• **The data**:
— begin —

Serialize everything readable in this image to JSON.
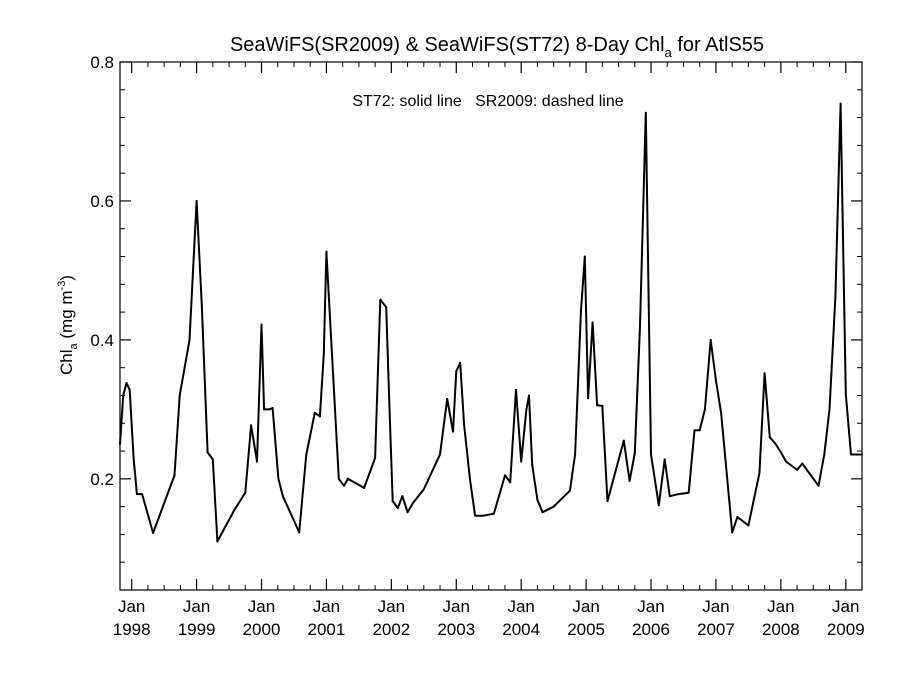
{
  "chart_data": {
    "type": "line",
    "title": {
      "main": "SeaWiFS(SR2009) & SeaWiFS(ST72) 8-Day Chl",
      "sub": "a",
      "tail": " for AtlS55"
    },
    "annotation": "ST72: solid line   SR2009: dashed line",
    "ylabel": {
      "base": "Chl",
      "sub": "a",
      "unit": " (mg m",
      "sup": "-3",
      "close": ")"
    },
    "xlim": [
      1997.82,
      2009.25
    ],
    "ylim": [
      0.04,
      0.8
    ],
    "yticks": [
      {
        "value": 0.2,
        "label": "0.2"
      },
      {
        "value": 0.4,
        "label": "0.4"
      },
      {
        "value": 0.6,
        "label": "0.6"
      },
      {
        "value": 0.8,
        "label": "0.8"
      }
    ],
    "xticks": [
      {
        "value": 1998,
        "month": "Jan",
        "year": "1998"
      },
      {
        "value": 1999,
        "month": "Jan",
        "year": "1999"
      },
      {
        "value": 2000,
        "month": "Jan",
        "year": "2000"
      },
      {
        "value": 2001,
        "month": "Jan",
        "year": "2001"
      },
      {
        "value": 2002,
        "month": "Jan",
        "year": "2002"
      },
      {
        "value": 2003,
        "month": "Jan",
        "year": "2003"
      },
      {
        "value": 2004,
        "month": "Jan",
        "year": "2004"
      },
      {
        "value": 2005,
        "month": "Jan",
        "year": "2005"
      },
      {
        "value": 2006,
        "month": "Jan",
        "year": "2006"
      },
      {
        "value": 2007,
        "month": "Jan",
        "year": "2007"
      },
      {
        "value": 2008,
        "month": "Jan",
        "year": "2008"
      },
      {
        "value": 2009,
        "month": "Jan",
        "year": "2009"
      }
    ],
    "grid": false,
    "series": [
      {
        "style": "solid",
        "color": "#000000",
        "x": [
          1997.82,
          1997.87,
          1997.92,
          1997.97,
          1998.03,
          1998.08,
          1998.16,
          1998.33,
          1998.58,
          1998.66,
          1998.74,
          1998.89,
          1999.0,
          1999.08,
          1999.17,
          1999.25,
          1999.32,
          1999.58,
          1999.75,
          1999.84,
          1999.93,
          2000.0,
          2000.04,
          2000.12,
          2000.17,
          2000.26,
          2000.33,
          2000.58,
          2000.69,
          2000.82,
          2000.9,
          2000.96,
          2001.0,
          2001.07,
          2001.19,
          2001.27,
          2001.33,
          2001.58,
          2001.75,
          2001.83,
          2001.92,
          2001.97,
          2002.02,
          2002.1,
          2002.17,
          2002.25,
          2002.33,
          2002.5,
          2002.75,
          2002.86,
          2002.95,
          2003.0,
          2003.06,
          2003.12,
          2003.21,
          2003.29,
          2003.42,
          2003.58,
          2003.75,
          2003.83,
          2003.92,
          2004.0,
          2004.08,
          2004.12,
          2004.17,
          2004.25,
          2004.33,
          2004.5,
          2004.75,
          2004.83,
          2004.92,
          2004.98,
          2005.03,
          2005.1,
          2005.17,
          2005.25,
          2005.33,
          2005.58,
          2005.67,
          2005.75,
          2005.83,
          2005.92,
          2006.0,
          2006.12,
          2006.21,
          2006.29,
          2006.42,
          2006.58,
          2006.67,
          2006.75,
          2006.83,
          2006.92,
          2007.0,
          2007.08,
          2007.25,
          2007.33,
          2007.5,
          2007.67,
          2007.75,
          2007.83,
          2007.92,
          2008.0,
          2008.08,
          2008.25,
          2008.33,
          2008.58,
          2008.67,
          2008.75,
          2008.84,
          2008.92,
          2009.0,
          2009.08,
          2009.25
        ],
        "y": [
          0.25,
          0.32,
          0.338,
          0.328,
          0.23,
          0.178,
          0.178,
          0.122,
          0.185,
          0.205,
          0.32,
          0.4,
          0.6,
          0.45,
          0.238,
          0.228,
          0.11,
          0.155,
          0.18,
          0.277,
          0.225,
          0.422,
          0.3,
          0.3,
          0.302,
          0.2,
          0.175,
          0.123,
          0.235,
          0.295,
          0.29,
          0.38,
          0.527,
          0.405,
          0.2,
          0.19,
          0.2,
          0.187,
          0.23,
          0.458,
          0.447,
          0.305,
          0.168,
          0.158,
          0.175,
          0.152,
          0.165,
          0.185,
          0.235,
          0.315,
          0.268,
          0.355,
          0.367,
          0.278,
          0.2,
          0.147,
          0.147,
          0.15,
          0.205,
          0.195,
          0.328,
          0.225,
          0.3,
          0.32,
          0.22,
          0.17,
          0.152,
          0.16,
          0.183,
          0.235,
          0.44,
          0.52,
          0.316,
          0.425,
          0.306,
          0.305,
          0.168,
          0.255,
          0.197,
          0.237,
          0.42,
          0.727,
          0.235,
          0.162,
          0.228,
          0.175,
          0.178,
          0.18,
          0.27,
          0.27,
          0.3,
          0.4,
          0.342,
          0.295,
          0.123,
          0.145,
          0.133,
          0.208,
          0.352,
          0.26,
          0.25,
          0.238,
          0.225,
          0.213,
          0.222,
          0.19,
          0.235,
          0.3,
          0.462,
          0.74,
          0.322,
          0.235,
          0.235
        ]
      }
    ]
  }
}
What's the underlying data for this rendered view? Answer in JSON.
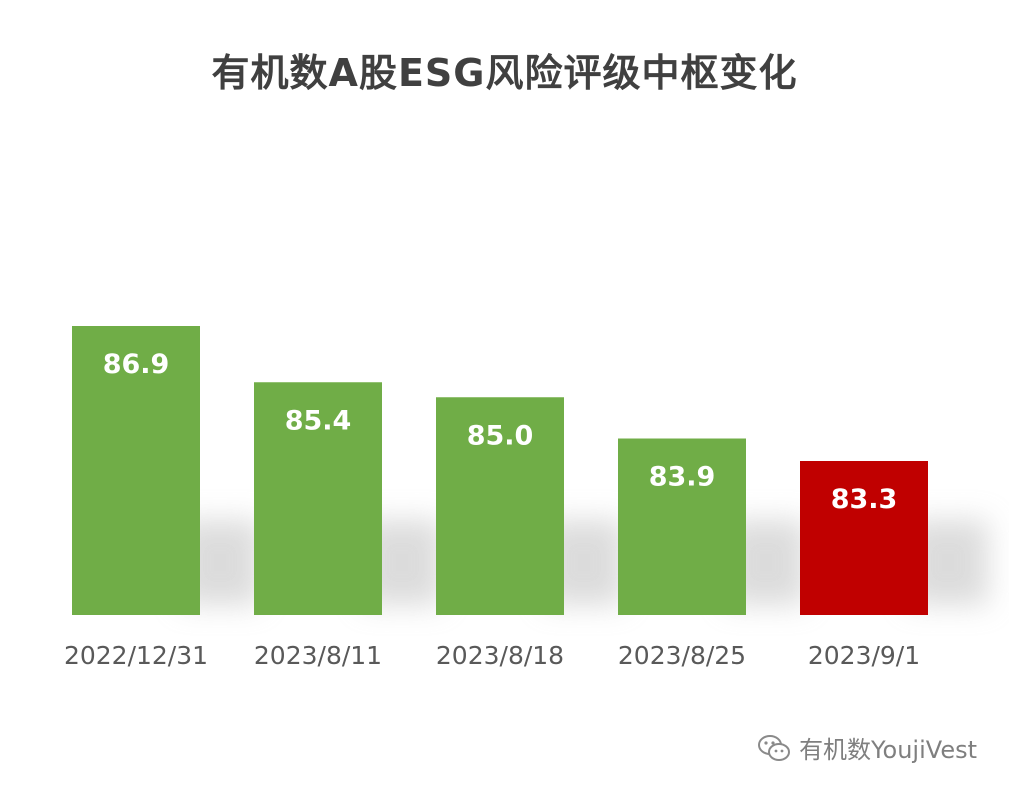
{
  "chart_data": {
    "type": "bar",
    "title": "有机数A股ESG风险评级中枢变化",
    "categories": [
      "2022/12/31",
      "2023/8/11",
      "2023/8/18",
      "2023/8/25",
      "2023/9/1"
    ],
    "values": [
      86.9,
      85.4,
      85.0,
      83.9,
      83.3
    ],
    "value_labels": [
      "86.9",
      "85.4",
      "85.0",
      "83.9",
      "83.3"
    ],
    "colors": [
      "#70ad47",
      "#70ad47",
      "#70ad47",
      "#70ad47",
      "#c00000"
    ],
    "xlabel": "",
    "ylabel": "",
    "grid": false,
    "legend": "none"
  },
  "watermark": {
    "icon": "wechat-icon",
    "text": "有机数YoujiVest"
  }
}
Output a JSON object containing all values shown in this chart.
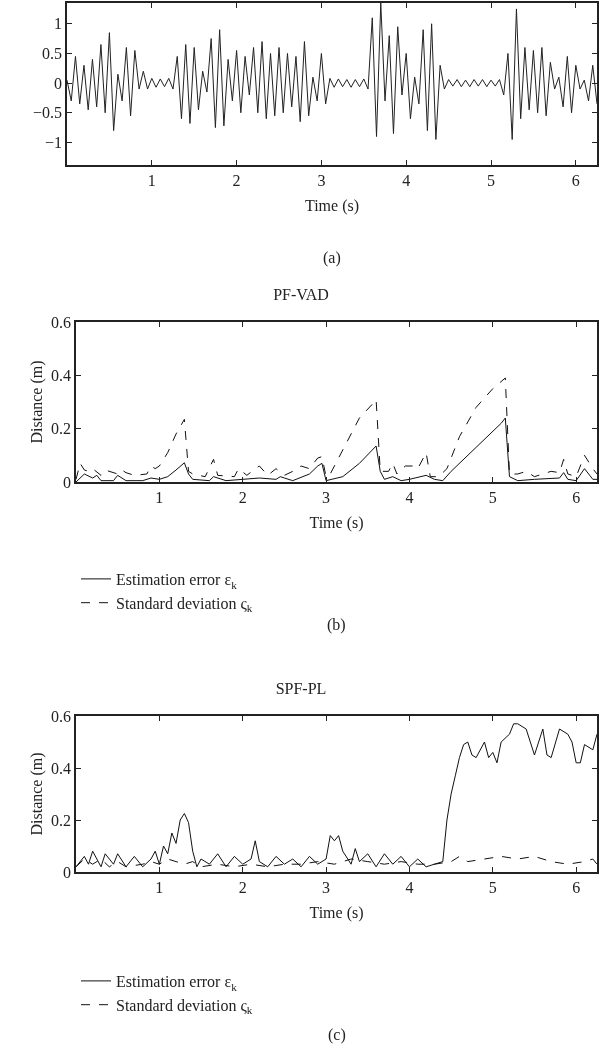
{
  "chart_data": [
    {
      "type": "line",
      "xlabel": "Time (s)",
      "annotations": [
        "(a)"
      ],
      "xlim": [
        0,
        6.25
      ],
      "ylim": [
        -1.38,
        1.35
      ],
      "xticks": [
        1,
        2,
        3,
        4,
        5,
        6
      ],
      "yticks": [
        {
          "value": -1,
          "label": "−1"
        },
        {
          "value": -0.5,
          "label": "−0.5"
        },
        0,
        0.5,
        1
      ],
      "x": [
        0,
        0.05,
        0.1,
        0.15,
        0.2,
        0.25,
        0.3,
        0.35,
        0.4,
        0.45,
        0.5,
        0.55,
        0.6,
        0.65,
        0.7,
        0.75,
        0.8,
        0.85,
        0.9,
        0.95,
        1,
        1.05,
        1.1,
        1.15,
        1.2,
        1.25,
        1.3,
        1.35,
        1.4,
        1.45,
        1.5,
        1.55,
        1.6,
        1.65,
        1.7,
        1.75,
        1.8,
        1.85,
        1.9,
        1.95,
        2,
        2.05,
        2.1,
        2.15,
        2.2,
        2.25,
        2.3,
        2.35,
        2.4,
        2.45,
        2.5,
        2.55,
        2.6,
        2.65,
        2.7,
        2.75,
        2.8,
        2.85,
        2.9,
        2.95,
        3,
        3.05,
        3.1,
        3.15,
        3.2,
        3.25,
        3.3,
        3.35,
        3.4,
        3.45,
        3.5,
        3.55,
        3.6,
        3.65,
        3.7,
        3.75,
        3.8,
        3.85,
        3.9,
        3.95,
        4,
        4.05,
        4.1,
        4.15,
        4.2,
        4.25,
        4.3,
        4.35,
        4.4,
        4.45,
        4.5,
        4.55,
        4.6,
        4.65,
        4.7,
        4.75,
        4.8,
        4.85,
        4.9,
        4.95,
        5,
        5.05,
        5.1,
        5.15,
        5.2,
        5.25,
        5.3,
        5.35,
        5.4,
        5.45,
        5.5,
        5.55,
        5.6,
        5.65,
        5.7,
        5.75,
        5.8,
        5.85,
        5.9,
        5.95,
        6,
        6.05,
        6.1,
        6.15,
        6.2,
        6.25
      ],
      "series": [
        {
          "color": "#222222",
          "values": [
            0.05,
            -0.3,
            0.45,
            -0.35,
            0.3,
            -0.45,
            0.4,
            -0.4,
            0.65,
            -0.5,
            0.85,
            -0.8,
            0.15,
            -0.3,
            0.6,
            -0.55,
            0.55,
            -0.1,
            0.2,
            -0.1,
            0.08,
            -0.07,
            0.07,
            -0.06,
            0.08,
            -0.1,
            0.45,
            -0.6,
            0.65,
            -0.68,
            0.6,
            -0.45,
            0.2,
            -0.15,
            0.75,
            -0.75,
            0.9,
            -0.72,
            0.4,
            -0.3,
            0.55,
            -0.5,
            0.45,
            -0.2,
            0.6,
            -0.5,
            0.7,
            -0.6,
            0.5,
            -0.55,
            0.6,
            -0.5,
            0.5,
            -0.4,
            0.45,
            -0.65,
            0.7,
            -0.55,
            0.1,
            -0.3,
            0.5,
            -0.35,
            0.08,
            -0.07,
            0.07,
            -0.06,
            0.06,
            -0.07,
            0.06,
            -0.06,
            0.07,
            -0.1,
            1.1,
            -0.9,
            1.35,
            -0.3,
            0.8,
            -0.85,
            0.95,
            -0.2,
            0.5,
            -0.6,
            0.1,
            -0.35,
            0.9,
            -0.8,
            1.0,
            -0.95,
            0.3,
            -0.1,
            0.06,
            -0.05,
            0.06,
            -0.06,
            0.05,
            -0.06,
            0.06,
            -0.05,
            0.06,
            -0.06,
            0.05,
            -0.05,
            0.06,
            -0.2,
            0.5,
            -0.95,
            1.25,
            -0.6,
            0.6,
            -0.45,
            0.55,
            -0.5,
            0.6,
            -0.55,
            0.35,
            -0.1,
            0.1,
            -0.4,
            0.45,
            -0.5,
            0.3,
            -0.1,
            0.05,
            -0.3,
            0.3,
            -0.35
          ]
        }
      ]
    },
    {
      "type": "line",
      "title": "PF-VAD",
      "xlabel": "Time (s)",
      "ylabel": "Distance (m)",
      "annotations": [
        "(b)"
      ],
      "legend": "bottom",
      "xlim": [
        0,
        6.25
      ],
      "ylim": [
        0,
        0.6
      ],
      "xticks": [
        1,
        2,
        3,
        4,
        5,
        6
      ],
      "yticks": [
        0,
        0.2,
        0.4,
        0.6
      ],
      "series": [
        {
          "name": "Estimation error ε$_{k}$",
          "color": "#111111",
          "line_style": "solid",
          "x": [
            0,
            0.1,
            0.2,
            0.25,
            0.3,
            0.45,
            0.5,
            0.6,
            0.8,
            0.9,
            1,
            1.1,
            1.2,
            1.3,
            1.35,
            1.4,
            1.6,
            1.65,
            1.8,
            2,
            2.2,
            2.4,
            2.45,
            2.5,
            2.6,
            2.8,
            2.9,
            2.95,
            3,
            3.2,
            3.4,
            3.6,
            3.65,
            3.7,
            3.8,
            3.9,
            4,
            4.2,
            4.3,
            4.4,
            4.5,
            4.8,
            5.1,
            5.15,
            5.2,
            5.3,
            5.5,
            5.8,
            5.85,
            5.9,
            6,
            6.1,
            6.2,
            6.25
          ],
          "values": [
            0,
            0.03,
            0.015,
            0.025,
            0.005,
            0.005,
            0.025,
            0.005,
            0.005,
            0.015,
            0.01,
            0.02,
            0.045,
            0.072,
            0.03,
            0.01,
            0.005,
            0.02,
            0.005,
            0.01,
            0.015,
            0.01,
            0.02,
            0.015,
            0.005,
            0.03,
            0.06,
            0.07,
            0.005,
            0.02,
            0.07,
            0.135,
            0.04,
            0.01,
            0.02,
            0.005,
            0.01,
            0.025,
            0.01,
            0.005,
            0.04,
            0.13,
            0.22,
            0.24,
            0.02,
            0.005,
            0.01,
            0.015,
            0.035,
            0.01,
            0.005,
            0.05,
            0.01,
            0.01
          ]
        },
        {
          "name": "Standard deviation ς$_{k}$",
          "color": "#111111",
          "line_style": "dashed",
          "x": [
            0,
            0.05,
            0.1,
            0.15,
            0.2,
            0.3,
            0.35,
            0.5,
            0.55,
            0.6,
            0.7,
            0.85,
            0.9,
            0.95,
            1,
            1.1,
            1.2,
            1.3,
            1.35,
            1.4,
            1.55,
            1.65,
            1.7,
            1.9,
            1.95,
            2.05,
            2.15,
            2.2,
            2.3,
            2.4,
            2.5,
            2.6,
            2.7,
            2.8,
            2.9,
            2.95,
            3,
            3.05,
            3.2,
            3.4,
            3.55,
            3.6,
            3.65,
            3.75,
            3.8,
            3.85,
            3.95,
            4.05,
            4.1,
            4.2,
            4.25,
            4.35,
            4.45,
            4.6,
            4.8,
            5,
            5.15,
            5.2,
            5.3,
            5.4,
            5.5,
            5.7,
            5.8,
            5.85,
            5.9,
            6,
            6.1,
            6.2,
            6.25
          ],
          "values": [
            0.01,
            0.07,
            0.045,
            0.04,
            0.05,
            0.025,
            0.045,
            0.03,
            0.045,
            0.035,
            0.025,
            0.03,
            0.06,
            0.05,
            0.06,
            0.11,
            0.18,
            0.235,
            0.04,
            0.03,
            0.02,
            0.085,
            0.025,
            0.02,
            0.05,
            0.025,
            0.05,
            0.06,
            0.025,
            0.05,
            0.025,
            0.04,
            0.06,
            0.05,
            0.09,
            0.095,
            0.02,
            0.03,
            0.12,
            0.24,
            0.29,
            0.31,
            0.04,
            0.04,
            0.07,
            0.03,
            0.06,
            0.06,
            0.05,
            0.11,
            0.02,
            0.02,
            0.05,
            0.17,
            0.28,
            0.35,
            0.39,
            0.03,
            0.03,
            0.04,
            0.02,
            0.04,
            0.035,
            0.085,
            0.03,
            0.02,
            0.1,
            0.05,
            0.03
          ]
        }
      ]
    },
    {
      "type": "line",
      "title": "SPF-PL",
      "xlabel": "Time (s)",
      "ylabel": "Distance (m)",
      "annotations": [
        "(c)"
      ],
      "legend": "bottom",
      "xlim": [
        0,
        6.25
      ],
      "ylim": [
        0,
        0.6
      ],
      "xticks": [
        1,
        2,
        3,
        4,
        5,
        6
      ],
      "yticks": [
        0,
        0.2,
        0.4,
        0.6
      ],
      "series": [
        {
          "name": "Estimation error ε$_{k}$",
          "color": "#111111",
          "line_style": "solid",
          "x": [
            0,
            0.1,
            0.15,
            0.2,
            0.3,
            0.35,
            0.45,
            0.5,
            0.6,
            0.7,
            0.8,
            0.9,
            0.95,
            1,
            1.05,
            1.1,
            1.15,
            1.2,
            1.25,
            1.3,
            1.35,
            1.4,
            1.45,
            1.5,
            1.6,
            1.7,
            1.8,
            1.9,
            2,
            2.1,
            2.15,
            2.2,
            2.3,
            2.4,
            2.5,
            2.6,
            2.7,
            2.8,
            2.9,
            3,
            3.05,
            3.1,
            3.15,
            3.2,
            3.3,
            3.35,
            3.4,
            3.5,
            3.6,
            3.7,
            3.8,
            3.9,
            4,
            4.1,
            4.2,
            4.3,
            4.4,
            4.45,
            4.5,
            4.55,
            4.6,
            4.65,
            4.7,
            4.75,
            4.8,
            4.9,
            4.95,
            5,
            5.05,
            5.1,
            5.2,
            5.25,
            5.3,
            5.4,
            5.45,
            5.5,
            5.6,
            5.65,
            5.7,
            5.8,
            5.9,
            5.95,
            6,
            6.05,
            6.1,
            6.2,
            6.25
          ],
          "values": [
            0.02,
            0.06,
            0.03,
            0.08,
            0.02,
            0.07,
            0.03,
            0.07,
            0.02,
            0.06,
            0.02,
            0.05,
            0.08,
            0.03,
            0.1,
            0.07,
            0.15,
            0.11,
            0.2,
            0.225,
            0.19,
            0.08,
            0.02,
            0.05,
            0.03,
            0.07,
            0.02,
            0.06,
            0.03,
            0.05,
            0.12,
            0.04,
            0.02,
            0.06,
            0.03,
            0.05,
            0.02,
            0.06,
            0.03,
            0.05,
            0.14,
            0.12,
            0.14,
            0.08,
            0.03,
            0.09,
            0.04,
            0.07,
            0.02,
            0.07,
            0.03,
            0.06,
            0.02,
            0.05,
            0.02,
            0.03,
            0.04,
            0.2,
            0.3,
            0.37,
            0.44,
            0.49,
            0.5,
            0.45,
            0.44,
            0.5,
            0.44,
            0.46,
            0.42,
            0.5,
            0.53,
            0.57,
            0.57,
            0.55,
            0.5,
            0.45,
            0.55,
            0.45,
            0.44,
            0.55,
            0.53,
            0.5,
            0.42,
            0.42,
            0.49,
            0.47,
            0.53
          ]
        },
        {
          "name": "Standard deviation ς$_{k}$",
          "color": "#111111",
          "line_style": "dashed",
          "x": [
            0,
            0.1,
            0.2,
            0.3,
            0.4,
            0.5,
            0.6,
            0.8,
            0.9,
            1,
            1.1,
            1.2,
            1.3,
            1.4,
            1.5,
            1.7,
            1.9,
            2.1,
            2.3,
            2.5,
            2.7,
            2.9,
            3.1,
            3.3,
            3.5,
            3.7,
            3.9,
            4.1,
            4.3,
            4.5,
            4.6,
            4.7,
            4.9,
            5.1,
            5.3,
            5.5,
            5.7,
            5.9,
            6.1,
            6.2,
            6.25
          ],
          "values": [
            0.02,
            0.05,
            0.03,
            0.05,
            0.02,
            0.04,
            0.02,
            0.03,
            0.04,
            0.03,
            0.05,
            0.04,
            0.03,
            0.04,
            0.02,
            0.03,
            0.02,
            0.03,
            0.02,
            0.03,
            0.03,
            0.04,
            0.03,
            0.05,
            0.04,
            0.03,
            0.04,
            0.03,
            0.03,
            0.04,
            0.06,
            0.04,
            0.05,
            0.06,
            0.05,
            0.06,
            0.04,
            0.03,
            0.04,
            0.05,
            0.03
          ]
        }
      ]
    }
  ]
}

— end —

• **Given request**: Check each line of the listing above for the string "title", then report only how many lines have it.

• **The completed task**: 4